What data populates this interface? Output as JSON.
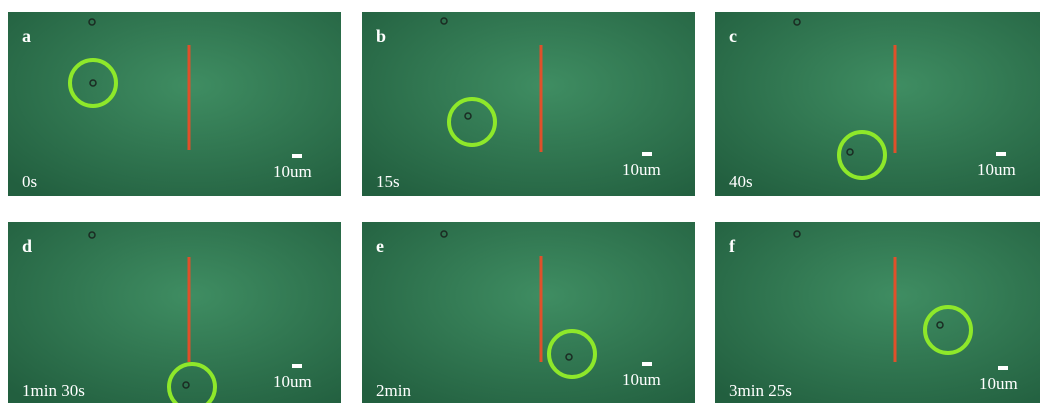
{
  "panels": [
    {
      "letter": "a",
      "time": "0s",
      "scale": "10um"
    },
    {
      "letter": "b",
      "time": "15s",
      "scale": "10um"
    },
    {
      "letter": "c",
      "time": "40s",
      "scale": "10um"
    },
    {
      "letter": "d",
      "time": "1min 30s",
      "scale": "10um"
    },
    {
      "letter": "e",
      "time": "2min",
      "scale": "10um"
    },
    {
      "letter": "f",
      "time": "3min 25s",
      "scale": "10um"
    }
  ]
}
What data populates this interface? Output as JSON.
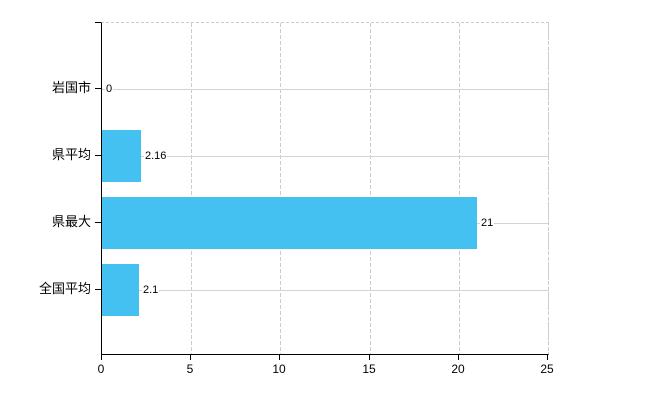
{
  "chart_data": {
    "type": "bar",
    "orientation": "horizontal",
    "title": "",
    "xlabel": "",
    "ylabel": "",
    "categories": [
      "岩国市",
      "県平均",
      "県最大",
      "全国平均"
    ],
    "values": [
      0,
      2.16,
      21,
      2.1
    ],
    "value_labels": [
      "0",
      "2.16",
      "21",
      "2.1"
    ],
    "xlim": [
      0,
      25
    ],
    "x_ticks": [
      "0",
      "5",
      "10",
      "15",
      "20",
      "25"
    ],
    "x_tick_values": [
      0,
      5,
      10,
      15,
      20,
      25
    ],
    "grid": true,
    "legend": "none",
    "bar_color": "#44C1F1",
    "h_gridline_color": "#d3d3d3",
    "v_gridline_color": "#cccccc",
    "axis_color": "#000000",
    "text_color": "#000000",
    "background_color": "#ffffff"
  }
}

◆ Exercise instructions
Scan the lines for the string "letter". Pick out every line that has it.

◆ Output for this task
      "letter": "a",
      "letter": "b",
      "letter": "c",
      "letter": "d",
      "letter": "e",
      "letter": "f",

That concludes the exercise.